Copy out each line featuring the string "Prognose" from the entries beneath.

----------

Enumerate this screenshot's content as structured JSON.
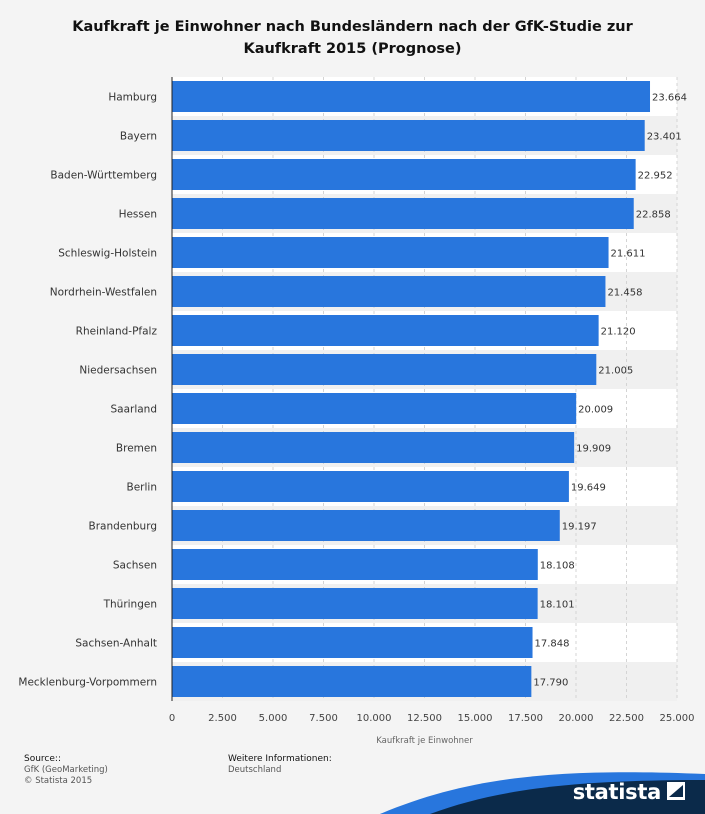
{
  "title": "Kaufkraft je Einwohner nach Bundesländern nach der GfK-Studie zur Kaufkraft 2015 (Prognose)",
  "chart_data": {
    "type": "bar",
    "orientation": "horizontal",
    "title": "Kaufkraft je Einwohner nach Bundesländern nach der GfK-Studie zur Kaufkraft 2015 (Prognose)",
    "categories": [
      "Hamburg",
      "Bayern",
      "Baden-Württemberg",
      "Hessen",
      "Schleswig-Holstein",
      "Nordrhein-Westfalen",
      "Rheinland-Pfalz",
      "Niedersachsen",
      "Saarland",
      "Bremen",
      "Berlin",
      "Brandenburg",
      "Sachsen",
      "Thüringen",
      "Sachsen-Anhalt",
      "Mecklenburg-Vorpommern"
    ],
    "values": [
      23664,
      23401,
      22952,
      22858,
      21611,
      21458,
      21120,
      21005,
      20009,
      19909,
      19649,
      19197,
      18108,
      18101,
      17848,
      17790
    ],
    "value_labels": [
      "23.664",
      "23.401",
      "22.952",
      "22.858",
      "21.611",
      "21.458",
      "21.120",
      "21.005",
      "20.009",
      "19.909",
      "19.649",
      "19.197",
      "18.108",
      "18.101",
      "17.848",
      "17.790"
    ],
    "xlabel": "Kaufkraft je Einwohner",
    "ylabel": "",
    "xlim": [
      0,
      25000
    ],
    "ticks": [
      0,
      2500,
      5000,
      7500,
      10000,
      12500,
      15000,
      17500,
      20000,
      22500,
      25000
    ],
    "tick_labels": [
      "0",
      "2.500",
      "5.000",
      "7.500",
      "10.000",
      "12.500",
      "15.000",
      "17.500",
      "20.000",
      "22.500",
      "25.000"
    ],
    "grid": true,
    "bar_color": "#2876dd"
  },
  "footer": {
    "source_heading": "Source::",
    "source_lines": [
      "GfK (GeoMarketing)",
      "© Statista 2015"
    ],
    "info_heading": "Weitere Informationen:",
    "info_lines": [
      "Deutschland"
    ]
  },
  "brand": {
    "name": "statista",
    "dark_color": "#0b2a4a",
    "accent_color": "#2876dd"
  }
}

----------

**CORRECT RESPONSE**
  "title": "Kaufkraft je Einwohner nach Bundesländern nach der GfK-Studie zur Kaufkraft 2015 (Prognose)",
    "title": "Kaufkraft je Einwohner nach Bundesländern nach der GfK-Studie zur Kaufkraft 2015 (Prognose)",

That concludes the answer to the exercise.